### Exercise prompt:
Find each line with "marker" and copy it.

(Figure record extracts)

• • • •

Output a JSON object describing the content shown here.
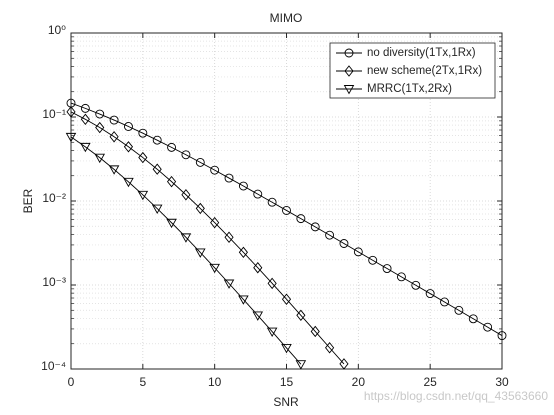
{
  "chart_data": {
    "type": "line",
    "title": "MIMO",
    "x_label": "SNR",
    "y_label": "BER",
    "x": [
      0,
      1,
      2,
      3,
      4,
      5,
      6,
      7,
      8,
      9,
      10,
      11,
      12,
      13,
      14,
      15,
      16,
      17,
      18,
      19,
      20,
      21,
      22,
      23,
      24,
      25,
      26,
      27,
      28,
      29,
      30
    ],
    "series": [
      {
        "name": "no diversity(1Tx,1Rx)",
        "color": "#000000",
        "marker": "circle",
        "values": [
          0.1464,
          0.1267,
          0.1085,
          0.0919,
          0.0771,
          0.0642,
          0.053,
          0.0435,
          0.0355,
          0.0288,
          0.0233,
          0.01875,
          0.01507,
          0.01208,
          0.00967,
          0.00772,
          0.00617,
          0.00492,
          0.00392,
          0.00312,
          0.00248,
          0.00197,
          0.00157,
          0.00125,
          0.000992,
          0.000791,
          0.000628,
          0.000499,
          0.000396,
          0.000315,
          0.00025
        ]
      },
      {
        "name": "new scheme(2Tx,1Rx)",
        "color": "#000000",
        "marker": "diamond",
        "values": [
          0.1151,
          0.0939,
          0.0749,
          0.0582,
          0.0442,
          0.0329,
          0.0239,
          0.017,
          0.01187,
          0.00816,
          0.00553,
          0.0037,
          0.00245,
          0.001606,
          0.001046,
          0.000677,
          0.000436,
          0.00028,
          0.000179,
          0.000115,
          null,
          null,
          null,
          null,
          null,
          null,
          null,
          null,
          null,
          null,
          null
        ]
      },
      {
        "name": "MRRC(1Tx,2Rx)",
        "color": "#000000",
        "marker": "triangle-down",
        "values": [
          0.058,
          0.0441,
          0.0328,
          0.0238,
          0.0169,
          0.01184,
          0.00813,
          0.00551,
          0.00369,
          0.00244,
          0.0016,
          0.001042,
          0.000674,
          0.000434,
          0.000279,
          0.000178,
          0.000114,
          null,
          null,
          null,
          null,
          null,
          null,
          null,
          null,
          null,
          null,
          null,
          null,
          null,
          null
        ]
      }
    ],
    "xlim": [
      0,
      30
    ],
    "xticks": [
      0,
      5,
      10,
      15,
      20,
      25,
      30
    ],
    "ylim": [
      0.0001,
      1
    ],
    "y_scale": "log",
    "yticks": [
      {
        "value": 0.0001,
        "label": "10⁻⁴"
      },
      {
        "value": 0.001,
        "label": "10⁻³"
      },
      {
        "value": 0.01,
        "label": "10⁻²"
      },
      {
        "value": 0.1,
        "label": "10⁻¹"
      },
      {
        "value": 1,
        "label": "10⁰"
      }
    ],
    "grid": true,
    "minor_grid": true,
    "legend": "northeast",
    "watermark": "https://blog.csdn.net/qq_43563660"
  }
}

• • • •

### Task answer:
        "marker": "circle",
        "marker": "diamond",
        "marker": "triangle-down",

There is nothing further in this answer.